> [SHORT PROBLEM] Set out every line bearing the string "together".

==== SOURCE DATA ====

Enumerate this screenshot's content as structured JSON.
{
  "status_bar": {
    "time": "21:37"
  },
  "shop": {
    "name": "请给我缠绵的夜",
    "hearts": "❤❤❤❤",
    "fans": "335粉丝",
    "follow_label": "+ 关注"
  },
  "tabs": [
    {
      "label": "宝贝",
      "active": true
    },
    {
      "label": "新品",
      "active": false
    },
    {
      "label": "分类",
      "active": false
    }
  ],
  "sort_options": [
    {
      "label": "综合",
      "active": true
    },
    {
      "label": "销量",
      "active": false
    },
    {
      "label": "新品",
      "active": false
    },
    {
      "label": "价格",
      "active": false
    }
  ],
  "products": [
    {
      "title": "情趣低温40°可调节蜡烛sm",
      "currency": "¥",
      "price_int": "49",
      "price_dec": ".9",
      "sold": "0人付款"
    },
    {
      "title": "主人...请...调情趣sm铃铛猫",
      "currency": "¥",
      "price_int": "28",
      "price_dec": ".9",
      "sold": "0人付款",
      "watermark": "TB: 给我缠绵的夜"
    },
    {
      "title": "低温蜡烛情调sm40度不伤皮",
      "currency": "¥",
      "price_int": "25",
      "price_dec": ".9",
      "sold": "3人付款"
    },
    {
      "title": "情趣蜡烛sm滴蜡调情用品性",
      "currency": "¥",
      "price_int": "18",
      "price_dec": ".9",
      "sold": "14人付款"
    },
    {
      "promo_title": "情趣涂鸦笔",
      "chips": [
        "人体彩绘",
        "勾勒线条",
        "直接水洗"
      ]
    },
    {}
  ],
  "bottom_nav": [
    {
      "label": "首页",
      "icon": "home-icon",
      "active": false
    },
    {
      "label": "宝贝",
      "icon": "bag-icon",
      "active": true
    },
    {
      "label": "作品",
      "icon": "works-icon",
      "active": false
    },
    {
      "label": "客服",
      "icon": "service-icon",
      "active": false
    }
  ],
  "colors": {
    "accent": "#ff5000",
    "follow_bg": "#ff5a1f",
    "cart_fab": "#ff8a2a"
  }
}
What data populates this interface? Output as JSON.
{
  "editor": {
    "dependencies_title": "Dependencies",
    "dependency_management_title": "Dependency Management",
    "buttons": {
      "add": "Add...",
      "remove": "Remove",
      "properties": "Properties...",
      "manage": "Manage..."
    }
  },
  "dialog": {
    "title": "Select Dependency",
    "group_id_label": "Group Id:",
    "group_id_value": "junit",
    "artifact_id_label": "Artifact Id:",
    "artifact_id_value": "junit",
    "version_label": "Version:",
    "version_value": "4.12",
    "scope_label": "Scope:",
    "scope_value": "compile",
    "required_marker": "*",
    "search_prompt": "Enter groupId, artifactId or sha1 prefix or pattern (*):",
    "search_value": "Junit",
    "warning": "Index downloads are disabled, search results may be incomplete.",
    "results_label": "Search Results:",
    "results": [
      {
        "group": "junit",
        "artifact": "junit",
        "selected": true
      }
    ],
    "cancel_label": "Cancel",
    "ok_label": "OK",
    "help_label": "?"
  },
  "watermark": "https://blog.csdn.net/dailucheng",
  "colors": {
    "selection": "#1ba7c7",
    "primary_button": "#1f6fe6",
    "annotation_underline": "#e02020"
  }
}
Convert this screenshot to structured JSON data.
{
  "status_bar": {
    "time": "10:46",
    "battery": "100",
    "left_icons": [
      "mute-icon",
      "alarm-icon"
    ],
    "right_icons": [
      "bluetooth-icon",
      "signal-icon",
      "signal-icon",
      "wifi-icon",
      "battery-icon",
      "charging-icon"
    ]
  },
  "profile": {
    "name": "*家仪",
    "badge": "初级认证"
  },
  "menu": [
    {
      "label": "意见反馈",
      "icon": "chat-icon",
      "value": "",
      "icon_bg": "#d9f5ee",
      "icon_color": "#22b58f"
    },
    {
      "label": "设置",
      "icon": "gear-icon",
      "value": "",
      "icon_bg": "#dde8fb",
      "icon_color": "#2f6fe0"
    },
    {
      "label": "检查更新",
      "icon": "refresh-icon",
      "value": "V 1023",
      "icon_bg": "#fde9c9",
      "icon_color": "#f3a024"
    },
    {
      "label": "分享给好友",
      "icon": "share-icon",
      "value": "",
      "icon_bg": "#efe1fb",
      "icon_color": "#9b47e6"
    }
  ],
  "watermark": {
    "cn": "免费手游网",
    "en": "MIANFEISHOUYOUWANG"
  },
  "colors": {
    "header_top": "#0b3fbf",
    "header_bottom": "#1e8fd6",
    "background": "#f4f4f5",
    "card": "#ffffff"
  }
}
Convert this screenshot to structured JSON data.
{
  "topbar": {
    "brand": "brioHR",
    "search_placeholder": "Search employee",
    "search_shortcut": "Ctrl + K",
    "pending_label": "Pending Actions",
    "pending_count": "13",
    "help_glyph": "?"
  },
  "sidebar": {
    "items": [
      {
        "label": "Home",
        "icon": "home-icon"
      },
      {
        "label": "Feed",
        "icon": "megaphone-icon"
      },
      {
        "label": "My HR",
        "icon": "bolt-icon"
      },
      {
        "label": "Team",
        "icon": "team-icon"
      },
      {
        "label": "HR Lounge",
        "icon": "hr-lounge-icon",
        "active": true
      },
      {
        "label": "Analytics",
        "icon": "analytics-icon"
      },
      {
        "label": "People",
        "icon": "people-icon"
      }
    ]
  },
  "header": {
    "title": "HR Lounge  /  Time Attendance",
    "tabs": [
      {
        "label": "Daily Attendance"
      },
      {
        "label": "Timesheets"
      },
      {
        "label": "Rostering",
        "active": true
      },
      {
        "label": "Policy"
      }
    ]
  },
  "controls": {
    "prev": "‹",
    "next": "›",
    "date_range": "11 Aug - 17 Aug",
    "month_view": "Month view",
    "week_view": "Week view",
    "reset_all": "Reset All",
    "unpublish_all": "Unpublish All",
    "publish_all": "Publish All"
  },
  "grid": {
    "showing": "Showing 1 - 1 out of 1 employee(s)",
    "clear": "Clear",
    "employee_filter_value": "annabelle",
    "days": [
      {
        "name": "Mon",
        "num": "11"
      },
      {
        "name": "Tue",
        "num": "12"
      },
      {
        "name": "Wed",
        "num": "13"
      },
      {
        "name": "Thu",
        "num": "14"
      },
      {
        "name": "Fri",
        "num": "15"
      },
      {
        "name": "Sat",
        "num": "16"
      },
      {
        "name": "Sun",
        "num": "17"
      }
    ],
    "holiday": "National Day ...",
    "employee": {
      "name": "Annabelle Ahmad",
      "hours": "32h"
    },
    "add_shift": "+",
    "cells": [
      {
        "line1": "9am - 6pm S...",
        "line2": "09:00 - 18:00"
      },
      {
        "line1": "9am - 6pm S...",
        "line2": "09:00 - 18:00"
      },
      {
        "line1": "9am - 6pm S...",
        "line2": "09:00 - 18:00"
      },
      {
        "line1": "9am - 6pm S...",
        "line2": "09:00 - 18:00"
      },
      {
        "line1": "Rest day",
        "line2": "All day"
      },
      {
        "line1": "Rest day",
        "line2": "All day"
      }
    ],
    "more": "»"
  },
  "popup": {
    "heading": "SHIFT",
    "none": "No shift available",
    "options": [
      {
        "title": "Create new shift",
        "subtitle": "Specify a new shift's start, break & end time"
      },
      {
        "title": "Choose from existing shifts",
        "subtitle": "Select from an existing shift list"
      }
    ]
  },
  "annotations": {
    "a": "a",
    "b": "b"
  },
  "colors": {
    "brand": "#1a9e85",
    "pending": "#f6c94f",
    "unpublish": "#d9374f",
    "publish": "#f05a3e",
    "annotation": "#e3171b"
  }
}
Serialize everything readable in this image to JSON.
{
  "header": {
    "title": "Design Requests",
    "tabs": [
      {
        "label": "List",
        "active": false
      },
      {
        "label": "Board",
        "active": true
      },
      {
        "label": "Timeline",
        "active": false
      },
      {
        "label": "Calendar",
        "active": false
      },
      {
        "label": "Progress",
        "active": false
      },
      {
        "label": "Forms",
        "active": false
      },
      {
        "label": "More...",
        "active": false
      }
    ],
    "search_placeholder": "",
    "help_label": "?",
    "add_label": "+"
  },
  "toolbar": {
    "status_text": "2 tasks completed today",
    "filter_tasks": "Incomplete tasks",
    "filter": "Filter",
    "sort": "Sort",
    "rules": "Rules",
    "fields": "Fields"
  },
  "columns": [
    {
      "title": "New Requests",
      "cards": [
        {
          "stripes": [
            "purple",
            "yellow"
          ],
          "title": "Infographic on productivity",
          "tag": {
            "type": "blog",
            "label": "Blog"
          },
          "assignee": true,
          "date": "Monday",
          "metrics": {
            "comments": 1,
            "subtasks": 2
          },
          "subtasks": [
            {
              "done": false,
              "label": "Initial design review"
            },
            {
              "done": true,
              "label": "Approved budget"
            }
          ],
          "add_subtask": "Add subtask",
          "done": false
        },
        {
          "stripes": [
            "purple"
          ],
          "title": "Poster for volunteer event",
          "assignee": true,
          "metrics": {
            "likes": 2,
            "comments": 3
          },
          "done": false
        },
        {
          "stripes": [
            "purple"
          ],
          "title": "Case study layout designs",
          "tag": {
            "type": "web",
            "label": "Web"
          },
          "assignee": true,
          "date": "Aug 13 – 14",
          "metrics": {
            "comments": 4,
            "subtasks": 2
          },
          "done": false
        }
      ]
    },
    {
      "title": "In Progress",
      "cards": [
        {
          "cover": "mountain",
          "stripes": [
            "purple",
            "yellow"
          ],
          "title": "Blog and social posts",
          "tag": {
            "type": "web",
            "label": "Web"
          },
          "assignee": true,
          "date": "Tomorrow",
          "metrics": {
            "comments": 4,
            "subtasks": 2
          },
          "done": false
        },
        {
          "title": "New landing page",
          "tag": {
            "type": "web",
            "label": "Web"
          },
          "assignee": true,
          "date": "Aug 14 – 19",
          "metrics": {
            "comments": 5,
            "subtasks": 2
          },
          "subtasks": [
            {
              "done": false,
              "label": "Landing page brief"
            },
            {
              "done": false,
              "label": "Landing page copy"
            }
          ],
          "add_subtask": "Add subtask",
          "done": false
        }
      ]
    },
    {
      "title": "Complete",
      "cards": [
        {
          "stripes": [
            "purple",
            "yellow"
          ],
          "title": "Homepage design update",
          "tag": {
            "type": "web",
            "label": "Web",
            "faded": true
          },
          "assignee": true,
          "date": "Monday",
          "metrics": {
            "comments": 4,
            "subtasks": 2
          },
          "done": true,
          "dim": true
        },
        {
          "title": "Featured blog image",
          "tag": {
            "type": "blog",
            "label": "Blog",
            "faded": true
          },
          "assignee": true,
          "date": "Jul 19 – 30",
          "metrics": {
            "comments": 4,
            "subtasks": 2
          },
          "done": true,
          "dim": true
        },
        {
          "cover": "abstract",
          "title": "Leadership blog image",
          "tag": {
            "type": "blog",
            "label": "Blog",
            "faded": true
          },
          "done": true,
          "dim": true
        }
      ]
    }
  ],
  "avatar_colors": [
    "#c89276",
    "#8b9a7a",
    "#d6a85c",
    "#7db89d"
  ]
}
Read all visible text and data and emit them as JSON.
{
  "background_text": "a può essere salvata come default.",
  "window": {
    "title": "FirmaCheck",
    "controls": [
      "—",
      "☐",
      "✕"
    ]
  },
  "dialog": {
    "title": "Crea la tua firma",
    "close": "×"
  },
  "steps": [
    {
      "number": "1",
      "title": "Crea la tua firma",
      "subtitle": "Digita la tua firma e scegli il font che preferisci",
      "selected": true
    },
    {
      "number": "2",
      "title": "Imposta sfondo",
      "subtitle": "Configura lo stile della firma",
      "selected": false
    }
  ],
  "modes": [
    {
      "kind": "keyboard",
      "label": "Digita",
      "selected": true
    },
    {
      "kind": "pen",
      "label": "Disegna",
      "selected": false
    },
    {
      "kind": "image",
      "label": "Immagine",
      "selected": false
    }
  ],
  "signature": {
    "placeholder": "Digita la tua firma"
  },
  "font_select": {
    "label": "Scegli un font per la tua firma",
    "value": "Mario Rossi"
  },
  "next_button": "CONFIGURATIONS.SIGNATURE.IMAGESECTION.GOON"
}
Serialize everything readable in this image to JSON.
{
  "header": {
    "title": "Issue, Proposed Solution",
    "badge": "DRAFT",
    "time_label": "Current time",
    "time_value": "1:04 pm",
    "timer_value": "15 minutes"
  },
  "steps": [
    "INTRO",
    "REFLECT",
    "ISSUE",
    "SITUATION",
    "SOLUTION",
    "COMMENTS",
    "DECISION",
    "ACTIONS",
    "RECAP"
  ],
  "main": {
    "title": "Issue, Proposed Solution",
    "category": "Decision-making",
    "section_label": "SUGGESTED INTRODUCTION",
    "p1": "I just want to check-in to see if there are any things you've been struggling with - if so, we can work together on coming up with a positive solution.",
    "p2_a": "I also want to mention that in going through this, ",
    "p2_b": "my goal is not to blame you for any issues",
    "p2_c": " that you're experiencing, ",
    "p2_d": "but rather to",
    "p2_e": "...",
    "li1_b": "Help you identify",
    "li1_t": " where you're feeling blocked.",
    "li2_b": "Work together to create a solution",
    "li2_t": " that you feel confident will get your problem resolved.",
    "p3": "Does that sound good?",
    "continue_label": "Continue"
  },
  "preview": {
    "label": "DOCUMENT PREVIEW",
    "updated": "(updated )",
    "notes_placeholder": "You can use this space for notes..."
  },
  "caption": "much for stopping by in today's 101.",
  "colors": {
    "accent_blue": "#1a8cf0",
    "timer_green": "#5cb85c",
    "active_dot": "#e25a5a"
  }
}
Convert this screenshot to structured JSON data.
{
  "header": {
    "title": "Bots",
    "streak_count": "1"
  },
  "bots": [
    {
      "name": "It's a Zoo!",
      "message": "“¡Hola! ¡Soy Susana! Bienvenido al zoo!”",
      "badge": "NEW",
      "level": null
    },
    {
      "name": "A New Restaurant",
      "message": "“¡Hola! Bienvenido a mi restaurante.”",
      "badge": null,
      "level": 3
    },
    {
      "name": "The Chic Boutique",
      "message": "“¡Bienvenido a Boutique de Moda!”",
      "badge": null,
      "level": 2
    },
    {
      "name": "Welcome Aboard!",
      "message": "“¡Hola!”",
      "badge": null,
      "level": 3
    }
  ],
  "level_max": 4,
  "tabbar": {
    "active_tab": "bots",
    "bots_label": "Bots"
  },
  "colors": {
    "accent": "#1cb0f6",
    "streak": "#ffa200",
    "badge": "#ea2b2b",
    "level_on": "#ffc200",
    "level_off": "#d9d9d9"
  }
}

====

> [EXERCISE RESPONSE]
    "p1": "I just want to check-in to see if there are any things you've been struggling with - if so, we can work together on coming up with a positive solution.",
    "li2_b": "Work together to create a solution",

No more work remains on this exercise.